------ Supplied material ------
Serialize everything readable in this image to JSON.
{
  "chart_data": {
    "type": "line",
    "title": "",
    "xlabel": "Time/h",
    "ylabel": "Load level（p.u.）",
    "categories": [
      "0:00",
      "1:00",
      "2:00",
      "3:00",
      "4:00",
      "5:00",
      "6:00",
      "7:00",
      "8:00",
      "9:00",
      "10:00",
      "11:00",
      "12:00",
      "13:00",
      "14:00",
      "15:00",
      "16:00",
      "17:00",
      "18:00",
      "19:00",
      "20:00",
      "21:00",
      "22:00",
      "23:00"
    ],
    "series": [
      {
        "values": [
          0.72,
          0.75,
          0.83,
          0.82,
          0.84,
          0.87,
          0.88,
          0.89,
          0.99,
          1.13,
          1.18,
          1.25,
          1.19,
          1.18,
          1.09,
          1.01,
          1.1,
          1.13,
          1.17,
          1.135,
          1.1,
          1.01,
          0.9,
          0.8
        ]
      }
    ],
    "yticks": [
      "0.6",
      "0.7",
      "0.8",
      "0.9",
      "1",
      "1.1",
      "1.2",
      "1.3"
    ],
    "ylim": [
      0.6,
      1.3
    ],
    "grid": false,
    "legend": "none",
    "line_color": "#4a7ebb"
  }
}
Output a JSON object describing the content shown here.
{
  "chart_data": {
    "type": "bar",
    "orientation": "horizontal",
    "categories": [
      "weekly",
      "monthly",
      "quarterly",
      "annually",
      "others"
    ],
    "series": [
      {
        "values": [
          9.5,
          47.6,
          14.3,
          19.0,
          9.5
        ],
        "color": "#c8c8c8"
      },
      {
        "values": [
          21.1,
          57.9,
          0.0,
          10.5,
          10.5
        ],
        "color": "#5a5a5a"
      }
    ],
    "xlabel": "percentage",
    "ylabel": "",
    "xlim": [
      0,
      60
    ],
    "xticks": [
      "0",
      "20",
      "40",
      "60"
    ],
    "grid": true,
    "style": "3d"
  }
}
------
» **What is required**:
All lines from the one containing "Output a JSON" through the final line of the listing above are to be reproduced exactly; include both and add nothing.

» **Reply to the task**:
Output a JSON object describing the content shown here.
{
  "chart_data": {
    "type": "bar",
    "orientation": "horizontal",
    "categories": [
      "weekly",
      "monthly",
      "quarterly",
      "annually",
      "others"
    ],
    "series": [
      {
        "values": [
          9.5,
          47.6,
          14.3,
          19.0,
          9.5
        ],
        "color": "#c8c8c8"
      },
      {
        "values": [
          21.1,
          57.9,
          0.0,
          10.5,
          10.5
        ],
        "color": "#5a5a5a"
      }
    ],
    "xlabel": "percentage",
    "ylabel": "",
    "xlim": [
      0,
      60
    ],
    "xticks": [
      "0",
      "20",
      "40",
      "60"
    ],
    "grid": true,
    "style": "3d"
  }
}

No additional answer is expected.